- TASK: Every line of the material is to be repeated exactly as it stands.

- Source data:
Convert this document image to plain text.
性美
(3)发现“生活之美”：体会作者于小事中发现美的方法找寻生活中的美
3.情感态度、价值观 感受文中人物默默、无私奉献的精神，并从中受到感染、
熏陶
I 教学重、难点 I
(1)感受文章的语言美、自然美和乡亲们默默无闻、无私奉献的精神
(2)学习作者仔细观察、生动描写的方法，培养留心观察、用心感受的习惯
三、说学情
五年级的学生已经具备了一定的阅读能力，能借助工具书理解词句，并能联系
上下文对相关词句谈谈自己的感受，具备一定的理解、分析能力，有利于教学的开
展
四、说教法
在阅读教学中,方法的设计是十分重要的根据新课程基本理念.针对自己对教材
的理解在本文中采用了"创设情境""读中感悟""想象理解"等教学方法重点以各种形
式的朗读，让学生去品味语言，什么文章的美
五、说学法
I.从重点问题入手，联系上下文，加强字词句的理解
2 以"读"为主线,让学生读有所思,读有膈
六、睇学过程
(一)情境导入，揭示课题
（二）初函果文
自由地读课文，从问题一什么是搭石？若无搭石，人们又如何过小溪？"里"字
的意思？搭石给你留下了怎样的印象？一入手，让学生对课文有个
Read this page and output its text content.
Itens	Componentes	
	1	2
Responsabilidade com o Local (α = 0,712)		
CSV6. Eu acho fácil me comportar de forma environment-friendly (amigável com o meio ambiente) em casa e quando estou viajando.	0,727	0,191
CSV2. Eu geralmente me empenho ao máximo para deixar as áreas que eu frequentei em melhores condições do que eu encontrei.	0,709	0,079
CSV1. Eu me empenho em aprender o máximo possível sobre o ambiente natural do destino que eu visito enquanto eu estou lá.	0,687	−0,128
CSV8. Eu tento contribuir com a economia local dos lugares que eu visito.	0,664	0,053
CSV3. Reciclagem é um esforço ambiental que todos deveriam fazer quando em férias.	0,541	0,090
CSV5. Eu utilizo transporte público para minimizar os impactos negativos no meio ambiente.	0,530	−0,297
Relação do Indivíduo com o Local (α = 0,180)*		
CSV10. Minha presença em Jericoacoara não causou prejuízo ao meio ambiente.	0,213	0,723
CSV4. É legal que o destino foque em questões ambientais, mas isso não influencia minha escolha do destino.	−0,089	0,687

- WRITTEN REPLY:
Convert this document image to plain text.
性美
(3)发现“生活之美”：体会作者于小事中发现美的方法找寻生活中的美
3.情感态度、价值观 感受文中人物默默、无私奉献的精神，并从中受到感染、
熏陶
I 教学重、难点 I
(1)感受文章的语言美、自然美和乡亲们默默无闻、无私奉献的精神
(2)学习作者仔细观察、生动描写的方法，培养留心观察、用心感受的习惯
三、说学情
五年级的学生已经具备了一定的阅读能力，能借助工具书理解词句，并能联系
上下文对相关词句谈谈自己的感受，具备一定的理解、分析能力，有利于教学的开
展
四、说教法
在阅读教学中,方法的设计是十分重要的根据新课程基本理念.针对自己对教材
的理解在本文中采用了"创设情境""读中感悟""想象理解"等教学方法重点以各种形
式的朗读，让学生去品味语言，什么文章的美
五、说学法
I.从重点问题入手，联系上下文，加强字词句的理解
2 以"读"为主线,让学生读有所思,读有膈
六、睇学过程
(一)情境导入，揭示课题
（二）初函果文
自由地读课文，从问题一什么是搭石？若无搭石，人们又如何过小溪？"里"字
的意思？搭石给你留下了怎样的印象？一入手，让学生对课文有个
Read this page and output its text content.
Itens	Componentes	
	1	2
Responsabilidade com o Local (α = 0,712)		
CSV6. Eu acho fácil me comportar de forma environment-friendly (amigável com o meio ambiente) em casa e quando estou viajando.	0,727	0,191
CSV2. Eu geralmente me empenho ao máximo para deixar as áreas que eu frequentei em melhores condições do que eu encontrei.	0,709	0,079
CSV1. Eu me empenho em aprender o máximo possível sobre o ambiente natural do destino que eu visito enquanto eu estou lá.	0,687	−0,128
CSV8. Eu tento contribuir com a economia local dos lugares que eu visito.	0,664	0,053
CSV3. Reciclagem é um esforço ambiental que todos deveriam fazer quando em férias.	0,541	0,090
CSV5. Eu utilizo transporte público para minimizar os impactos negativos no meio ambiente.	0,530	−0,297
Relação do Indivíduo com o Local (α = 0,180)*		
CSV10. Minha presença em Jericoacoara não causou prejuízo ao meio ambiente.	0,213	0,723
CSV4. É legal que o destino foque em questões ambientais, mas isso não influencia minha escolha do destino.	−0,089	0,687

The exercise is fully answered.